● Set task:
Determine which lines of the records include the word "arcsec", and copy them.

● Provided records:
- - - - - - -

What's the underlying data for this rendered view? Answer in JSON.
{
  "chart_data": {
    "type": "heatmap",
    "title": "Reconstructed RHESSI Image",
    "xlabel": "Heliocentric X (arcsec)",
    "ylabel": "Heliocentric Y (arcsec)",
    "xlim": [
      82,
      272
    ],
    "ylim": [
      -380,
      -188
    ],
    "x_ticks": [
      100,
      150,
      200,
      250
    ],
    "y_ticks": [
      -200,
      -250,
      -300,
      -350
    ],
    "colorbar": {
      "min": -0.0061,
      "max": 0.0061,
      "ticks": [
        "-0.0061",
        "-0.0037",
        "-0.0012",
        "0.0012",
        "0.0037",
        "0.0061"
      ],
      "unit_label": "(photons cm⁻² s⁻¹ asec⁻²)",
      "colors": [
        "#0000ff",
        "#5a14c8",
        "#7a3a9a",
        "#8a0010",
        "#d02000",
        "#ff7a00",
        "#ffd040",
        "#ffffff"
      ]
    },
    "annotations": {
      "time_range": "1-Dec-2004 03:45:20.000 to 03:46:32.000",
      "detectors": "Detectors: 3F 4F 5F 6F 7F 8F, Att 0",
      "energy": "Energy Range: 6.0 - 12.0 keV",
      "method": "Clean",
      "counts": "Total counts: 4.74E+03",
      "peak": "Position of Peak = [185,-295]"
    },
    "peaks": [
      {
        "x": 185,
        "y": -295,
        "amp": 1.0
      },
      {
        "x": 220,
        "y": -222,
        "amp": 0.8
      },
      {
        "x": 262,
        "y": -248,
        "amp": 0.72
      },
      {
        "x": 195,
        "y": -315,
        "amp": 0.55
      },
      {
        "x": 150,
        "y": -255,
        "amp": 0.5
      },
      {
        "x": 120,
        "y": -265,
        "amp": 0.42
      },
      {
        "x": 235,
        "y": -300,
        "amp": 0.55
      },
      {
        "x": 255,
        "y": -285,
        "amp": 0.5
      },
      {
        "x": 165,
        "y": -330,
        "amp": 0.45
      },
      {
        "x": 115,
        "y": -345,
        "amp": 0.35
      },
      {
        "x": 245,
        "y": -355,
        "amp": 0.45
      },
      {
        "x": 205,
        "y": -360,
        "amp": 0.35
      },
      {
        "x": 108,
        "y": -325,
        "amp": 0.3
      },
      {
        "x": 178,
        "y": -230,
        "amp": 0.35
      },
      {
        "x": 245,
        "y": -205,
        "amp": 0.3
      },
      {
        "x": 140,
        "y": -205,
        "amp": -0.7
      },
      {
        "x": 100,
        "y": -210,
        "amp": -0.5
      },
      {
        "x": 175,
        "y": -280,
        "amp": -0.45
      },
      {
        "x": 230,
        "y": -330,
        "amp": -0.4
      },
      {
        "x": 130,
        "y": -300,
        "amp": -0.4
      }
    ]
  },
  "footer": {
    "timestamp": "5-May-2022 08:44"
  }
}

- - - - - - -

● Solution:
    "xlabel": "Heliocentric X (arcsec)",
    "ylabel": "Heliocentric Y (arcsec)",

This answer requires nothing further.